**REQUIREMENTS:**
Extract all lines that hold the string "this".

**RECORDS PROVIDED:**

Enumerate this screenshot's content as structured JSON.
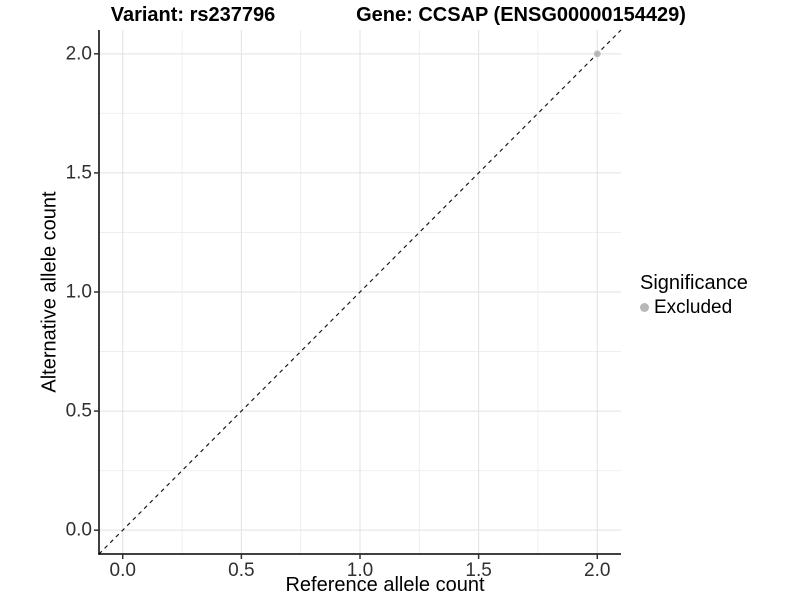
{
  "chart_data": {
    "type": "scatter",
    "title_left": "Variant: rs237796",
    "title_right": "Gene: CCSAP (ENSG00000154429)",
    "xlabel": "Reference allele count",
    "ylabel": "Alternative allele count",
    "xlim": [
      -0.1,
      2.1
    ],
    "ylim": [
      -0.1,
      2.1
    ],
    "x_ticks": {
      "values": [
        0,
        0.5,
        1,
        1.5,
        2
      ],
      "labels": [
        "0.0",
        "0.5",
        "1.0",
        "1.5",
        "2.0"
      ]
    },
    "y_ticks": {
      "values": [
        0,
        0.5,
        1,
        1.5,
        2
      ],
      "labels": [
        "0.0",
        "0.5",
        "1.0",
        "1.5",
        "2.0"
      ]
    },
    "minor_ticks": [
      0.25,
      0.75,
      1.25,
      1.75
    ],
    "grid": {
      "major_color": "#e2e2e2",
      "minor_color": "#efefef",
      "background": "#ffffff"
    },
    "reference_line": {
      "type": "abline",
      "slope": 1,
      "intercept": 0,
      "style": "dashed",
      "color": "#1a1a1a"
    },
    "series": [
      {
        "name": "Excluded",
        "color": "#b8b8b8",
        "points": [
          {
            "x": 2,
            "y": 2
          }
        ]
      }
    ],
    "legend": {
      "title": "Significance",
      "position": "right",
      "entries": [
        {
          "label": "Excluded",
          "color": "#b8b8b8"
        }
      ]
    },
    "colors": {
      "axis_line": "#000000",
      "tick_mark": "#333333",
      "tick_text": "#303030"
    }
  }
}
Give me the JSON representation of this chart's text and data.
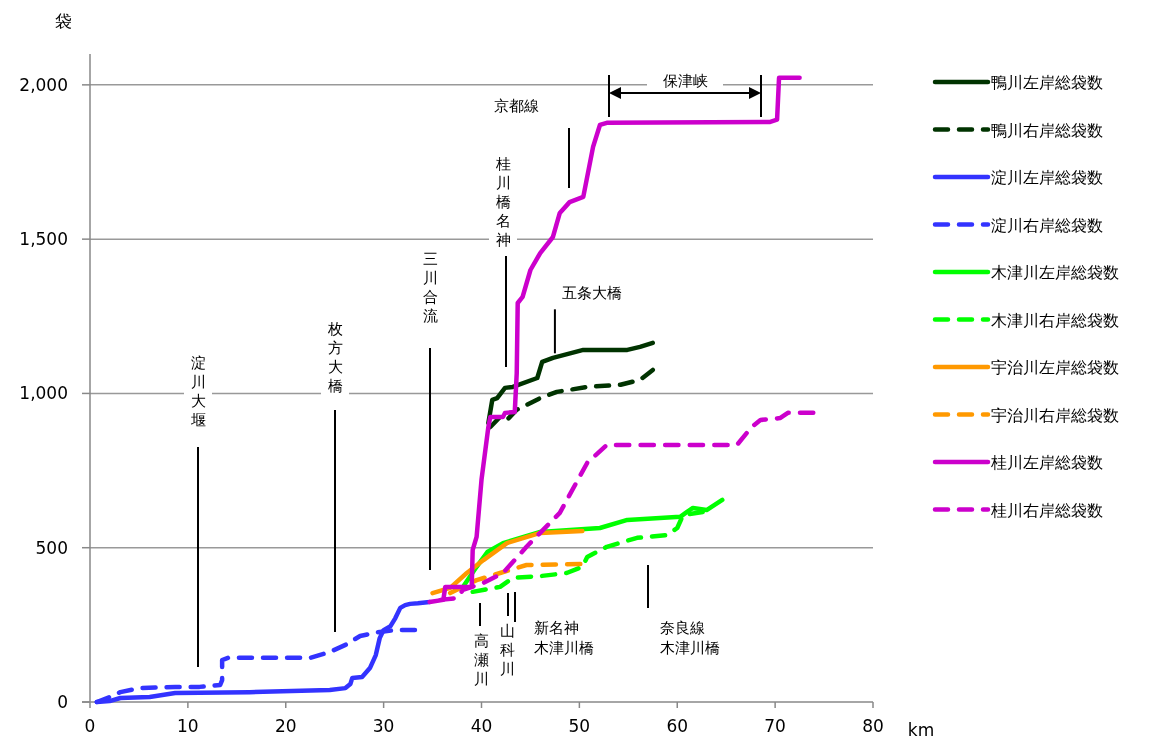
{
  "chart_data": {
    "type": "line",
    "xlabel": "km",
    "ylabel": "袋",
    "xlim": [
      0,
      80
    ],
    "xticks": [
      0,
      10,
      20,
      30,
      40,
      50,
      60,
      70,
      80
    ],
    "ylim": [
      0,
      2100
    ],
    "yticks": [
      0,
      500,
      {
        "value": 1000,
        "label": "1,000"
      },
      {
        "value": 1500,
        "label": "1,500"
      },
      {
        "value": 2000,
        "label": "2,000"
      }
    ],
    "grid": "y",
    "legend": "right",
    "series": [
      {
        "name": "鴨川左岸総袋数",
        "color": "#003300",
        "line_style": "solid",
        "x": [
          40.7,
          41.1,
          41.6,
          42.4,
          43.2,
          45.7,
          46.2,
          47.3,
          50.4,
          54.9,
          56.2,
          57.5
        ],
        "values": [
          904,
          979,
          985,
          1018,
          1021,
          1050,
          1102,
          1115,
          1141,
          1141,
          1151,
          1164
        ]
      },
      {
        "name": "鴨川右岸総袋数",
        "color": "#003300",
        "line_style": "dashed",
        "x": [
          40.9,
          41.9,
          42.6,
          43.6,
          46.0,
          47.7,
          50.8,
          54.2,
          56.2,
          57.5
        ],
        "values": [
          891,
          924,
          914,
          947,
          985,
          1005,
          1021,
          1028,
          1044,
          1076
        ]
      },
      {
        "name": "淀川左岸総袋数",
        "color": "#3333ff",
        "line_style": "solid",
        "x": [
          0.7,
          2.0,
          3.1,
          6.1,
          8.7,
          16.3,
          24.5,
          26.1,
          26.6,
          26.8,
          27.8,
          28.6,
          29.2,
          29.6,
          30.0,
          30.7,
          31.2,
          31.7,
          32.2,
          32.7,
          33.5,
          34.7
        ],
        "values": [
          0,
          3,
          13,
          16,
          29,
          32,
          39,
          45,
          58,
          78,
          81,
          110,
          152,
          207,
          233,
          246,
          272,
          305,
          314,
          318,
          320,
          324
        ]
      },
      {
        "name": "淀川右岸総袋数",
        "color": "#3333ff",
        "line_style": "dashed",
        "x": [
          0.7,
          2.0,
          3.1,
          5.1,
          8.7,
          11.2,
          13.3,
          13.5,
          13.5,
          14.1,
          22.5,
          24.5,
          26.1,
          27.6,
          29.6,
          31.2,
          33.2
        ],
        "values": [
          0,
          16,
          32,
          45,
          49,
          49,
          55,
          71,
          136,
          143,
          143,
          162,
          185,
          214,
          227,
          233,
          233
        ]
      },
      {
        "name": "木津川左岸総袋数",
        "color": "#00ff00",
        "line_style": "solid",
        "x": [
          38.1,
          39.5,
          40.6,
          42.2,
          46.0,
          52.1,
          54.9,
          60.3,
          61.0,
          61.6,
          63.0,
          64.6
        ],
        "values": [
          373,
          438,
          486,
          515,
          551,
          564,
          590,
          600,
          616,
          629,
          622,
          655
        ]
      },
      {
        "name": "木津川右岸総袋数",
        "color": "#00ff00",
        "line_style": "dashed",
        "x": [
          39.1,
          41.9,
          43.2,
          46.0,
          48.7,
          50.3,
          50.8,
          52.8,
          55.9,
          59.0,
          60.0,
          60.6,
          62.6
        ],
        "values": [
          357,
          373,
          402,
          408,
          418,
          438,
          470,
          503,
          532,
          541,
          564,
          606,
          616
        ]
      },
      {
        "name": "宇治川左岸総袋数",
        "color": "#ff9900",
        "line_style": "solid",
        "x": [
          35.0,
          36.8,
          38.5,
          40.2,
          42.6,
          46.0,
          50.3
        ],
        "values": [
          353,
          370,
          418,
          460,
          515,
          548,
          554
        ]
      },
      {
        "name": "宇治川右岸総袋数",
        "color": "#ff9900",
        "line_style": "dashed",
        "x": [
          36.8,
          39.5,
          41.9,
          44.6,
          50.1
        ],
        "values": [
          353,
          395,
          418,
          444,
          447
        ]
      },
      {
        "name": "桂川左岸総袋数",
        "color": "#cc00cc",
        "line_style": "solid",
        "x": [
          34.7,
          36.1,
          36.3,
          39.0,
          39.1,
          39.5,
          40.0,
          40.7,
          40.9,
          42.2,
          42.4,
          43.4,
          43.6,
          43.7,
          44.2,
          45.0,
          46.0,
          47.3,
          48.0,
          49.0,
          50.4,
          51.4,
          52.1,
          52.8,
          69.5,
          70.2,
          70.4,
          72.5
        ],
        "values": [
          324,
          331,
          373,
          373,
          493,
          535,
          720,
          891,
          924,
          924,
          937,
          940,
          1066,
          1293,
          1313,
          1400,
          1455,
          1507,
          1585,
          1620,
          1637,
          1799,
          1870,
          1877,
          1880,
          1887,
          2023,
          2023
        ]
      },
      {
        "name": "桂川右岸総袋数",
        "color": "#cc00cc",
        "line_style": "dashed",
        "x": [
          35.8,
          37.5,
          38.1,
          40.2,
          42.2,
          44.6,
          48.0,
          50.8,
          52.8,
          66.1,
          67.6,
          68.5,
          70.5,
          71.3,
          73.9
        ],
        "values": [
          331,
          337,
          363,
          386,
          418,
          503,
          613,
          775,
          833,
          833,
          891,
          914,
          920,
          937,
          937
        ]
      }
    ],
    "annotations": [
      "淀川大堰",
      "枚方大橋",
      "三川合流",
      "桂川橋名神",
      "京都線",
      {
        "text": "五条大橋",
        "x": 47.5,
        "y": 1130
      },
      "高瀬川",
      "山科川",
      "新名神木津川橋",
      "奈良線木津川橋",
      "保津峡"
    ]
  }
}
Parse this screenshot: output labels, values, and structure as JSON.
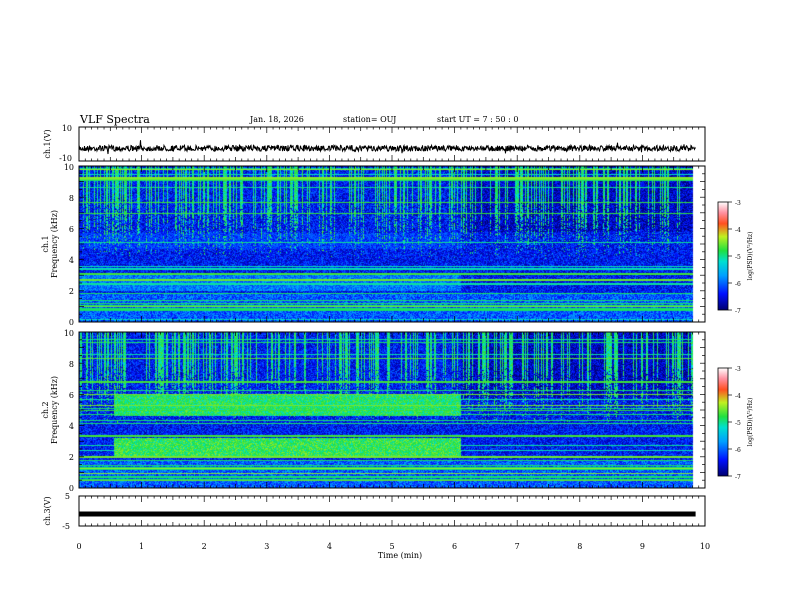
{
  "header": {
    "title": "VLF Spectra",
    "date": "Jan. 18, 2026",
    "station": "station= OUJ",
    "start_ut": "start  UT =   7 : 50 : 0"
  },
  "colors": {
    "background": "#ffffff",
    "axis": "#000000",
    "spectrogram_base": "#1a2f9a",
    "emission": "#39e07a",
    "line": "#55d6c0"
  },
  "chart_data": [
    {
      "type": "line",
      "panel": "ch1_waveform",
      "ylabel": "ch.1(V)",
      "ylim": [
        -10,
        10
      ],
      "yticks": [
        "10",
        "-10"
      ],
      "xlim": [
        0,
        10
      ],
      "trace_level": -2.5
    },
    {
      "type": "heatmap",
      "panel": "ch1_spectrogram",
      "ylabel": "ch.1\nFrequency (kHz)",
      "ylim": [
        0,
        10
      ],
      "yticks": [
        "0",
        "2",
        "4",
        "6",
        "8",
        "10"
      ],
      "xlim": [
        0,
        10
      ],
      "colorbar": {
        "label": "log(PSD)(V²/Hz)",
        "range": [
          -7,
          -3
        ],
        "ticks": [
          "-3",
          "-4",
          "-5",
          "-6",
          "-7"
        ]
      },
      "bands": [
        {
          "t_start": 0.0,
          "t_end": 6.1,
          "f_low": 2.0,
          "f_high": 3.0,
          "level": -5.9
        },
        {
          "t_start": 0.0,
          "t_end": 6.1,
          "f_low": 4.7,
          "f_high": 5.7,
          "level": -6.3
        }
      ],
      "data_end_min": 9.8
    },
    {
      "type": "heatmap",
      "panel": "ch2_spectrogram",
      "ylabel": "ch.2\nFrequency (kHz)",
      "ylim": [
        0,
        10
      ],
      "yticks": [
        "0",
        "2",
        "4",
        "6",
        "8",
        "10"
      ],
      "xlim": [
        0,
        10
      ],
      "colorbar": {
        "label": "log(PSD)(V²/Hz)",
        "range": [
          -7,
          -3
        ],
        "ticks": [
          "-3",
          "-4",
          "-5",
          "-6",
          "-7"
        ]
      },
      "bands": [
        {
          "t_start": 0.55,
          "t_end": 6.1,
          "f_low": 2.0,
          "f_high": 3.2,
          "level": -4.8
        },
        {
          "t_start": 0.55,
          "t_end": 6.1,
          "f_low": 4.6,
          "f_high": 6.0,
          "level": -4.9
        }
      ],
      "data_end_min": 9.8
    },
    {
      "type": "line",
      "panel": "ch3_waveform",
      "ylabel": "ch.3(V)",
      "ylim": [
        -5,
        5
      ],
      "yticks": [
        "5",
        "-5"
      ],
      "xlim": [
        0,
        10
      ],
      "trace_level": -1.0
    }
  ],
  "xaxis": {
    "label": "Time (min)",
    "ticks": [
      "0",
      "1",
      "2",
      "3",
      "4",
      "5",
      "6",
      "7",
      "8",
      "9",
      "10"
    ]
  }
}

**FULL SOLUTION:**
Enumerate this screenshot's content as structured JSON.
Give me the JSON representation of this chart's text and data.
Parse this screenshot: output labels, values, and structure as JSON.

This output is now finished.